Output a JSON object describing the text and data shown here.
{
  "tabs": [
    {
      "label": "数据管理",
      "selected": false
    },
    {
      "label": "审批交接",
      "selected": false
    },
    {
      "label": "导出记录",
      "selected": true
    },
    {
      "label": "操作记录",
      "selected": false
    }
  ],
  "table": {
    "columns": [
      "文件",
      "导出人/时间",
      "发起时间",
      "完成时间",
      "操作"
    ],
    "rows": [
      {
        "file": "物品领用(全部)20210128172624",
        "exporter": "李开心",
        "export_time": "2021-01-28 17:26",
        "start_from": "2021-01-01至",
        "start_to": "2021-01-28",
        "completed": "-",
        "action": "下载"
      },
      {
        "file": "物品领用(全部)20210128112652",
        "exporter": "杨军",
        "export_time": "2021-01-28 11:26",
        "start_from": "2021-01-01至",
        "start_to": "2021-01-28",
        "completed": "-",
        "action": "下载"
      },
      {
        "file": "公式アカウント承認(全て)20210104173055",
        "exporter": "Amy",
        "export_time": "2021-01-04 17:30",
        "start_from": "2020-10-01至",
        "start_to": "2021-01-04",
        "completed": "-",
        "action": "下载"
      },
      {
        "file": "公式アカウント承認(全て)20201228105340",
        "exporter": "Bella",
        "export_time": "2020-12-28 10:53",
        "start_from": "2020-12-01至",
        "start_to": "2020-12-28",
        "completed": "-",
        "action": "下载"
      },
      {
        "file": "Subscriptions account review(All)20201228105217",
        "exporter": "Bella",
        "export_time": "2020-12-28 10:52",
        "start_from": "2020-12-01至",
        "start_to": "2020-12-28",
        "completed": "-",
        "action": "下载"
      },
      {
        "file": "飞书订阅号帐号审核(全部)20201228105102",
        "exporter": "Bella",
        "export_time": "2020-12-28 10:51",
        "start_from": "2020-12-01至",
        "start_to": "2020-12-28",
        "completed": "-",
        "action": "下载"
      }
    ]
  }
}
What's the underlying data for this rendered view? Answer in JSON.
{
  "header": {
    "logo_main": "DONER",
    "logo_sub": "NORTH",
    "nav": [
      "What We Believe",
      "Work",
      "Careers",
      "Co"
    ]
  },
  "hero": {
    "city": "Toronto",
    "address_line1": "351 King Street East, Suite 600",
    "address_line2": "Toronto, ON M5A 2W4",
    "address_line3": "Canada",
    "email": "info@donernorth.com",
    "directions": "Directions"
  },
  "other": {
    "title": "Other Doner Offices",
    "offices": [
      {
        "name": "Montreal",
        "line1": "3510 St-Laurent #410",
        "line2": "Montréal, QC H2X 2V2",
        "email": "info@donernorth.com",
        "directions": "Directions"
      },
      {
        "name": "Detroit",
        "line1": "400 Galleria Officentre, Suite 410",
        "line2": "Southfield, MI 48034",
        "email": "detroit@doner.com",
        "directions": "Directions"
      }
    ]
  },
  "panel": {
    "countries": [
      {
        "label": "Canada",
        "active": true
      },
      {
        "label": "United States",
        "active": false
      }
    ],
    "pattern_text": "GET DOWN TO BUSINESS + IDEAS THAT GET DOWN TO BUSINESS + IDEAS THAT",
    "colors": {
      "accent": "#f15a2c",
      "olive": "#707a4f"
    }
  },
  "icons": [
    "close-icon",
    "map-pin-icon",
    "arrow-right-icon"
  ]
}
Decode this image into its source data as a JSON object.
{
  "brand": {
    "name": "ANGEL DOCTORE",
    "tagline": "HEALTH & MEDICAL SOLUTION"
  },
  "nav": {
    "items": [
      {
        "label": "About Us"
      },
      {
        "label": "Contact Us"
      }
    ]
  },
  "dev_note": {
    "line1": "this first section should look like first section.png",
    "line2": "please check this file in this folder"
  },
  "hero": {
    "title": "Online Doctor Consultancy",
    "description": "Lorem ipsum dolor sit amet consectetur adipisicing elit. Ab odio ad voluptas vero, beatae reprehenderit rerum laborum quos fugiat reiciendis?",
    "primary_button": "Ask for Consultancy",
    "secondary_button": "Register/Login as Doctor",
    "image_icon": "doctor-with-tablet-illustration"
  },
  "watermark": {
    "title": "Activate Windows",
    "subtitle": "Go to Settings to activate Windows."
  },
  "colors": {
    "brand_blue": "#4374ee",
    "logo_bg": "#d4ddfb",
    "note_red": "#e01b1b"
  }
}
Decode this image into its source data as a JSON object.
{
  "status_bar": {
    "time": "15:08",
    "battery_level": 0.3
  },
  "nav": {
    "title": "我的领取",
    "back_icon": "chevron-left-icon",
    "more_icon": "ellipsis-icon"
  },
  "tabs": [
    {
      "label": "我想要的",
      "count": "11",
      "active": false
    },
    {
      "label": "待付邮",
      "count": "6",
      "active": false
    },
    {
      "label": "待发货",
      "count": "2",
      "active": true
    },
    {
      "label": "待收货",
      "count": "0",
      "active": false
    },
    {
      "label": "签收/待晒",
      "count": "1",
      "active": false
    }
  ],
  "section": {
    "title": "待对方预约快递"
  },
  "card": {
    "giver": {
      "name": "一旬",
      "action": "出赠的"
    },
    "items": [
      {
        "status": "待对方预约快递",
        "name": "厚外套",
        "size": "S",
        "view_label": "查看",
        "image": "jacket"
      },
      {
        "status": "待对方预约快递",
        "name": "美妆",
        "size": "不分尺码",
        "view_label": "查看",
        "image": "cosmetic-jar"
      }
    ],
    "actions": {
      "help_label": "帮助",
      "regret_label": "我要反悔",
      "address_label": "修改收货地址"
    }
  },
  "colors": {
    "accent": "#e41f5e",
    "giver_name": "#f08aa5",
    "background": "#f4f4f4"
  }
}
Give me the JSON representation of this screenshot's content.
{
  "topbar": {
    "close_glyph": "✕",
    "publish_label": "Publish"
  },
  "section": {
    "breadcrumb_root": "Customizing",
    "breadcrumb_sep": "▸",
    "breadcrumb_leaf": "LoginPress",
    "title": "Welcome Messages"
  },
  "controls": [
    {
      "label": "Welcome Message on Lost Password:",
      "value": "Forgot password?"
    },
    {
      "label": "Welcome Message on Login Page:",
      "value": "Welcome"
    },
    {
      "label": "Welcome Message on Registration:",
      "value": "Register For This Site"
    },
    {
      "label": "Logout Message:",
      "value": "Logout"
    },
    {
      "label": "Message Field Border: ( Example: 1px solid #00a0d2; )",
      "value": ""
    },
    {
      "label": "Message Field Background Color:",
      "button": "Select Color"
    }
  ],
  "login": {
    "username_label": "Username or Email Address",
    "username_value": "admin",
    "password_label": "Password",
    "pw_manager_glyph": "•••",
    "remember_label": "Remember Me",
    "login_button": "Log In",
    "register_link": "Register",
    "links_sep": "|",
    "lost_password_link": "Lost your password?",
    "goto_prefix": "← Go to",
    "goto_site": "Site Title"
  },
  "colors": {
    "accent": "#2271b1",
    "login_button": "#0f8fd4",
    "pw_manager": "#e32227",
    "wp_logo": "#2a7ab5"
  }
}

****************

> _Written exercise_
How many lines in the listing above contain the string "Lost"? Answer with the number only.

> _Task output_
2